Task to complete
Please list every city named in the passage about the World Choir Games below.

Selected passage
- - - - - - -

The World Choir Games (formerly named the Choir Olympics) is the largest global choral festival and competition. Organised by the Interkultur Foundation for amateur choirs from all over the world, regardless of their country of origin, race, genre of music or artistic ambitions, its motto is "Singing together brings nations together".

The Games originated from the idea to bring people together through singing in peaceful competition, showing that unity of nations through the arts can be effectively and illustratively demonstrated and challenged. The focus of the Games is on participation above winning, and it aims to inspire people to "experience the strength of interaction, challenging personality and community equally by singing together".

The most recent host of the Games was Antwerp and Ghent, Belgium from 30 October–7 November 2021. The next host is Gangneung, South Korea, from 3 to 13 July 2023 (postponed one year from the original 4 to 14 July 2022). The 2024 host city of Auckland, New Zealand, has also been announced.

- - - - - - -

Given material
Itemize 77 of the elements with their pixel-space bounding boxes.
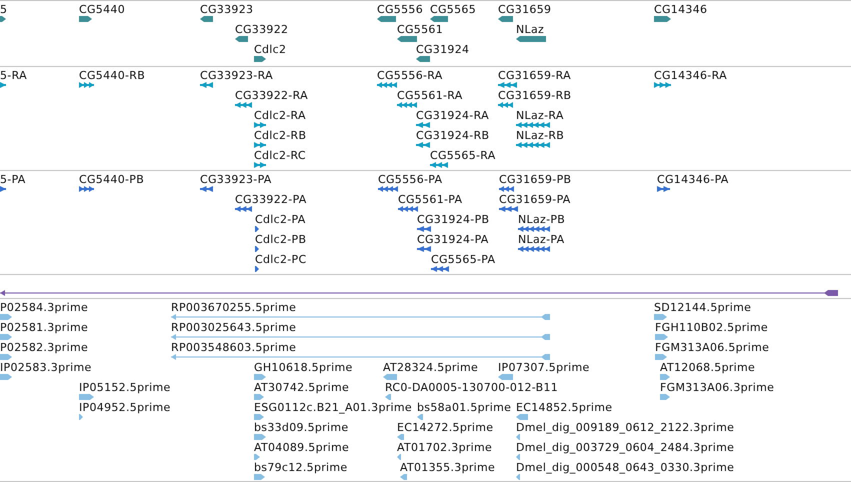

- - - - - - -

Written response
Antwerp, Ghent, Gangneung, Auckland